(Entries from a data collection)

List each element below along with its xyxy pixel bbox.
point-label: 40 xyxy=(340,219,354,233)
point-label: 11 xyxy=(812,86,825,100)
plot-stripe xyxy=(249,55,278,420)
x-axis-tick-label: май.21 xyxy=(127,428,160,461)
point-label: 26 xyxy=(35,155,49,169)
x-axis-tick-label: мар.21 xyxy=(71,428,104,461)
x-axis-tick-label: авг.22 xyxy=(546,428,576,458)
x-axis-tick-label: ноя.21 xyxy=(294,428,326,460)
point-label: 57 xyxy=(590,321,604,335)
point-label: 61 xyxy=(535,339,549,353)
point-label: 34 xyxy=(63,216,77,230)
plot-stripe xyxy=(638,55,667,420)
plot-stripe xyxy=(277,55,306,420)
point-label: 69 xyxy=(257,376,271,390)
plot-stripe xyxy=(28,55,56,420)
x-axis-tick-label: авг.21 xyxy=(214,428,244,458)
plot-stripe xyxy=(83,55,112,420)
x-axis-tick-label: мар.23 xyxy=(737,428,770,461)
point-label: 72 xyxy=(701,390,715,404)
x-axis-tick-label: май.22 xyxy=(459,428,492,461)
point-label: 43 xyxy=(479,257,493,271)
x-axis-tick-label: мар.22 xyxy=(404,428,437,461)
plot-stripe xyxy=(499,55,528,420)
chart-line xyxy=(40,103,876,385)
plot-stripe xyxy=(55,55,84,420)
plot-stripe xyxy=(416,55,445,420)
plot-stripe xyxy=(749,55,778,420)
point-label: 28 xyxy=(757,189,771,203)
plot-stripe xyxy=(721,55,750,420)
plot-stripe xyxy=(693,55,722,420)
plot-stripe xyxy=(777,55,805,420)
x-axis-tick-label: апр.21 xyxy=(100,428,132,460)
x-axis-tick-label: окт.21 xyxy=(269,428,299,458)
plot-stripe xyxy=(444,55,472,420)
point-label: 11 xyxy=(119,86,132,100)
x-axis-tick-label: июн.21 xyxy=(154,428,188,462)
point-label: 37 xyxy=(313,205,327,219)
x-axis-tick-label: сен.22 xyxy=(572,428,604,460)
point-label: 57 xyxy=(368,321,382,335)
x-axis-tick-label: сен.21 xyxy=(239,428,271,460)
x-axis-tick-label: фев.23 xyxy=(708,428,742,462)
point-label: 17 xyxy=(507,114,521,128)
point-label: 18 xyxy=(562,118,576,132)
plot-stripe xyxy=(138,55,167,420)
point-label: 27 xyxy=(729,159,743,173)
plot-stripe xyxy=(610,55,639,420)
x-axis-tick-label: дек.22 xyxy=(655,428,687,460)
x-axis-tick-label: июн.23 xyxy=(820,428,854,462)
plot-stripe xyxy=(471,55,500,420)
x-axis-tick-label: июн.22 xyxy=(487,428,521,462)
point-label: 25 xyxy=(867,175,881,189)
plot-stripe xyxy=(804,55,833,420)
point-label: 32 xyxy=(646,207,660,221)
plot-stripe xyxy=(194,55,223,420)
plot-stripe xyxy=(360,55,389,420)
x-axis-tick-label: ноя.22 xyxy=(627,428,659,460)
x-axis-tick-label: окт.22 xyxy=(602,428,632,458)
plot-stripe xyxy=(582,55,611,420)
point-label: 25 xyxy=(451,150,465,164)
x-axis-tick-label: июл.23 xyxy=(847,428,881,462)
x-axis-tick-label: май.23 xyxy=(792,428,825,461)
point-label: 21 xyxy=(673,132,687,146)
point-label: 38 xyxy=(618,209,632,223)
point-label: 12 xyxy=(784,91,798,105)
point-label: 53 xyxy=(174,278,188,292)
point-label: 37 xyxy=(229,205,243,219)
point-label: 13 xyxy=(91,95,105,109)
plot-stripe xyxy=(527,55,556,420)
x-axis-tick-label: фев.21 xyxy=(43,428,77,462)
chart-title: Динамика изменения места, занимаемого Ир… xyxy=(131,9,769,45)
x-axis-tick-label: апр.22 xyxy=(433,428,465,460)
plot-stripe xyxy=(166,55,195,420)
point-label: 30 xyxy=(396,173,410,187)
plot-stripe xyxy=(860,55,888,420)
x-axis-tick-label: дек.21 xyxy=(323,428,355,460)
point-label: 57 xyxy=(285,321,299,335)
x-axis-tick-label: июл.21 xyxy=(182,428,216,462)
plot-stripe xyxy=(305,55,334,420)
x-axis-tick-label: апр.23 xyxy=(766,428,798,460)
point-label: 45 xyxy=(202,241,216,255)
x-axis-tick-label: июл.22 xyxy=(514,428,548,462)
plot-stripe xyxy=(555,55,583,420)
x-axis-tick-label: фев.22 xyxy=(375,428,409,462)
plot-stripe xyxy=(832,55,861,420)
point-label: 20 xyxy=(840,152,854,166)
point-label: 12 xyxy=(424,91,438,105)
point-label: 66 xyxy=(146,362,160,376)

- _WHAT YOU SHOULD DO_: Reproduce every line of the entries above verbatim.

- _RESULT OF THIS TASK_:
List each element below along with its xyxy pixel bbox.
point-label: 40 xyxy=(340,219,354,233)
point-label: 11 xyxy=(812,86,825,100)
plot-stripe xyxy=(249,55,278,420)
x-axis-tick-label: май.21 xyxy=(127,428,160,461)
point-label: 26 xyxy=(35,155,49,169)
x-axis-tick-label: мар.21 xyxy=(71,428,104,461)
x-axis-tick-label: авг.22 xyxy=(546,428,576,458)
x-axis-tick-label: ноя.21 xyxy=(294,428,326,460)
point-label: 57 xyxy=(590,321,604,335)
point-label: 61 xyxy=(535,339,549,353)
point-label: 34 xyxy=(63,216,77,230)
plot-stripe xyxy=(638,55,667,420)
plot-stripe xyxy=(277,55,306,420)
point-label: 69 xyxy=(257,376,271,390)
plot-stripe xyxy=(28,55,56,420)
x-axis-tick-label: авг.21 xyxy=(214,428,244,458)
plot-stripe xyxy=(83,55,112,420)
x-axis-tick-label: мар.23 xyxy=(737,428,770,461)
point-label: 72 xyxy=(701,390,715,404)
x-axis-tick-label: май.22 xyxy=(459,428,492,461)
point-label: 43 xyxy=(479,257,493,271)
x-axis-tick-label: мар.22 xyxy=(404,428,437,461)
plot-stripe xyxy=(499,55,528,420)
chart-line xyxy=(40,103,876,385)
plot-stripe xyxy=(55,55,84,420)
plot-stripe xyxy=(416,55,445,420)
plot-stripe xyxy=(749,55,778,420)
point-label: 28 xyxy=(757,189,771,203)
plot-stripe xyxy=(721,55,750,420)
plot-stripe xyxy=(693,55,722,420)
plot-stripe xyxy=(777,55,805,420)
x-axis-tick-label: апр.21 xyxy=(100,428,132,460)
x-axis-tick-label: окт.21 xyxy=(269,428,299,458)
plot-stripe xyxy=(444,55,472,420)
point-label: 11 xyxy=(119,86,132,100)
x-axis-tick-label: июн.21 xyxy=(154,428,188,462)
point-label: 37 xyxy=(313,205,327,219)
x-axis-tick-label: сен.22 xyxy=(572,428,604,460)
point-label: 57 xyxy=(368,321,382,335)
x-axis-tick-label: сен.21 xyxy=(239,428,271,460)
x-axis-tick-label: фев.23 xyxy=(708,428,742,462)
point-label: 17 xyxy=(507,114,521,128)
point-label: 18 xyxy=(562,118,576,132)
plot-stripe xyxy=(138,55,167,420)
point-label: 27 xyxy=(729,159,743,173)
plot-stripe xyxy=(610,55,639,420)
x-axis-tick-label: дек.22 xyxy=(655,428,687,460)
x-axis-tick-label: июн.23 xyxy=(820,428,854,462)
plot-stripe xyxy=(471,55,500,420)
x-axis-tick-label: июн.22 xyxy=(487,428,521,462)
point-label: 25 xyxy=(867,175,881,189)
plot-stripe xyxy=(804,55,833,420)
point-label: 32 xyxy=(646,207,660,221)
plot-stripe xyxy=(194,55,223,420)
plot-stripe xyxy=(360,55,389,420)
x-axis-tick-label: ноя.22 xyxy=(627,428,659,460)
x-axis-tick-label: окт.22 xyxy=(602,428,632,458)
plot-stripe xyxy=(582,55,611,420)
point-label: 25 xyxy=(451,150,465,164)
x-axis-tick-label: июл.23 xyxy=(847,428,881,462)
x-axis-tick-label: май.23 xyxy=(792,428,825,461)
point-label: 21 xyxy=(673,132,687,146)
point-label: 38 xyxy=(618,209,632,223)
point-label: 12 xyxy=(784,91,798,105)
point-label: 53 xyxy=(174,278,188,292)
point-label: 37 xyxy=(229,205,243,219)
point-label: 13 xyxy=(91,95,105,109)
plot-stripe xyxy=(527,55,556,420)
x-axis-tick-label: фев.21 xyxy=(43,428,77,462)
chart-title: Динамика изменения места, занимаемого Ир… xyxy=(131,9,769,45)
x-axis-tick-label: апр.22 xyxy=(433,428,465,460)
plot-stripe xyxy=(166,55,195,420)
point-label: 30 xyxy=(396,173,410,187)
plot-stripe xyxy=(860,55,888,420)
x-axis-tick-label: дек.21 xyxy=(323,428,355,460)
point-label: 57 xyxy=(285,321,299,335)
x-axis-tick-label: июл.21 xyxy=(182,428,216,462)
plot-stripe xyxy=(305,55,334,420)
x-axis-tick-label: апр.23 xyxy=(766,428,798,460)
point-label: 45 xyxy=(202,241,216,255)
x-axis-tick-label: июл.22 xyxy=(514,428,548,462)
plot-stripe xyxy=(555,55,583,420)
x-axis-tick-label: фев.22 xyxy=(375,428,409,462)
plot-stripe xyxy=(832,55,861,420)
point-label: 20 xyxy=(840,152,854,166)
point-label: 12 xyxy=(424,91,438,105)
point-label: 66 xyxy=(146,362,160,376)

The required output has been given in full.